Instructions for the task: Word for word, set down the records and skip each picture.

Given data:

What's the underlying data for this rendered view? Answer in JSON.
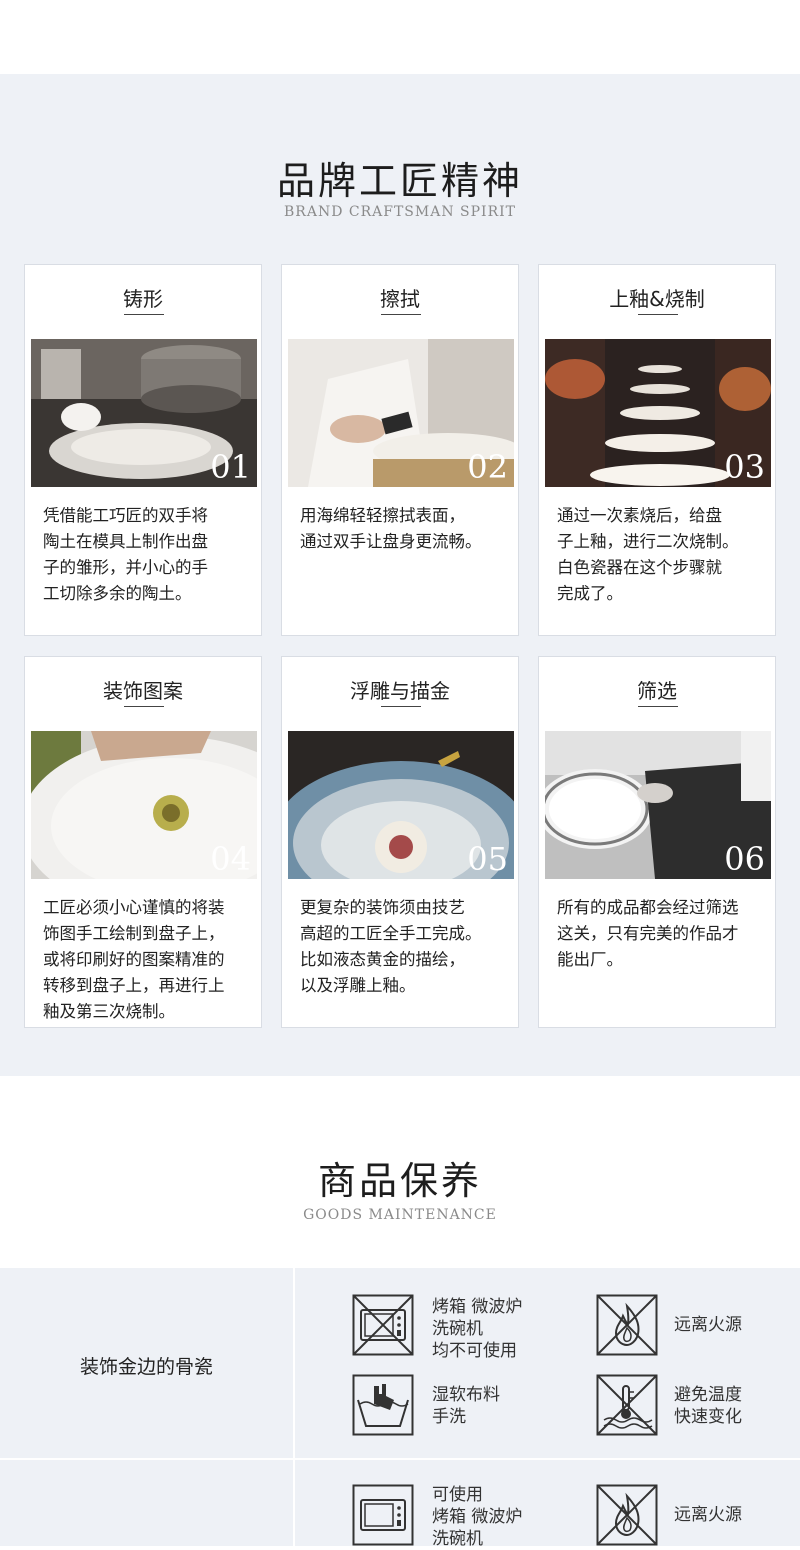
{
  "craftsman": {
    "title": "品牌工匠精神",
    "subtitle": "BRAND CRAFTSMAN SPIRIT",
    "steps": [
      {
        "title": "铸形",
        "number": "01",
        "desc": "凭借能工巧匠的双手将\n陶土在模具上制作出盘\n子的雏形，并小心的手\n工切除多余的陶土。"
      },
      {
        "title": "擦拭",
        "number": "02",
        "desc": "用海绵轻轻擦拭表面，\n通过双手让盘身更流畅。"
      },
      {
        "title": "上釉&烧制",
        "number": "03",
        "desc": "通过一次素烧后，给盘\n子上釉，进行二次烧制。\n白色瓷器在这个步骤就\n完成了。"
      },
      {
        "title": "装饰图案",
        "number": "04",
        "desc": "工匠必须小心谨慎的将装\n饰图手工绘制到盘子上，\n或将印刷好的图案精准的\n转移到盘子上，再进行上\n釉及第三次烧制。"
      },
      {
        "title": "浮雕与描金",
        "number": "05",
        "desc": "更复杂的装饰须由技艺\n高超的工匠全手工完成。\n比如液态黄金的描绘，\n以及浮雕上釉。"
      },
      {
        "title": "筛选",
        "number": "06",
        "desc": "所有的成品都会经过筛选\n这关，只有完美的作品才\n能出厂。"
      }
    ]
  },
  "maintenance": {
    "title": "商品保养",
    "subtitle": "GOODS MAINTENANCE",
    "rows": [
      {
        "label": "装饰金边的骨瓷",
        "items": [
          {
            "icon": "microwave-crossed-icon",
            "text": "烤箱 微波炉\n洗碗机\n均不可使用"
          },
          {
            "icon": "no-fire-icon",
            "text": "远离火源"
          },
          {
            "icon": "hand-wash-icon",
            "text": "湿软布料\n手洗"
          },
          {
            "icon": "temperature-change-icon",
            "text": "避免温度\n快速变化"
          }
        ]
      },
      {
        "label": "",
        "items": [
          {
            "icon": "microwave-icon",
            "text": "可使用\n烤箱 微波炉\n洗碗机"
          },
          {
            "icon": "no-fire-icon",
            "text": "远离火源"
          }
        ]
      }
    ]
  }
}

Result below:
What's the underlying data for this rendered view? Answer in JSON.
{
  "craftsman": {
    "title": "品牌工匠精神",
    "subtitle": "BRAND CRAFTSMAN SPIRIT",
    "steps": [
      {
        "title": "铸形",
        "number": "01",
        "desc": "凭借能工巧匠的双手将\n陶土在模具上制作出盘\n子的雏形，并小心的手\n工切除多余的陶土。"
      },
      {
        "title": "擦拭",
        "number": "02",
        "desc": "用海绵轻轻擦拭表面，\n通过双手让盘身更流畅。"
      },
      {
        "title": "上釉&烧制",
        "number": "03",
        "desc": "通过一次素烧后，给盘\n子上釉，进行二次烧制。\n白色瓷器在这个步骤就\n完成了。"
      },
      {
        "title": "装饰图案",
        "number": "04",
        "desc": "工匠必须小心谨慎的将装\n饰图手工绘制到盘子上，\n或将印刷好的图案精准的\n转移到盘子上，再进行上\n釉及第三次烧制。"
      },
      {
        "title": "浮雕与描金",
        "number": "05",
        "desc": "更复杂的装饰须由技艺\n高超的工匠全手工完成。\n比如液态黄金的描绘，\n以及浮雕上釉。"
      },
      {
        "title": "筛选",
        "number": "06",
        "desc": "所有的成品都会经过筛选\n这关，只有完美的作品才\n能出厂。"
      }
    ]
  },
  "maintenance": {
    "title": "商品保养",
    "subtitle": "GOODS MAINTENANCE",
    "rows": [
      {
        "label": "装饰金边的骨瓷",
        "items": [
          {
            "icon": "microwave-crossed-icon",
            "text": "烤箱 微波炉\n洗碗机\n均不可使用"
          },
          {
            "icon": "no-fire-icon",
            "text": "远离火源"
          },
          {
            "icon": "hand-wash-icon",
            "text": "湿软布料\n手洗"
          },
          {
            "icon": "temperature-change-icon",
            "text": "避免温度\n快速变化"
          }
        ]
      },
      {
        "label": "",
        "items": [
          {
            "icon": "microwave-icon",
            "text": "可使用\n烤箱 微波炉\n洗碗机"
          },
          {
            "icon": "no-fire-icon",
            "text": "远离火源"
          }
        ]
      }
    ]
  }
}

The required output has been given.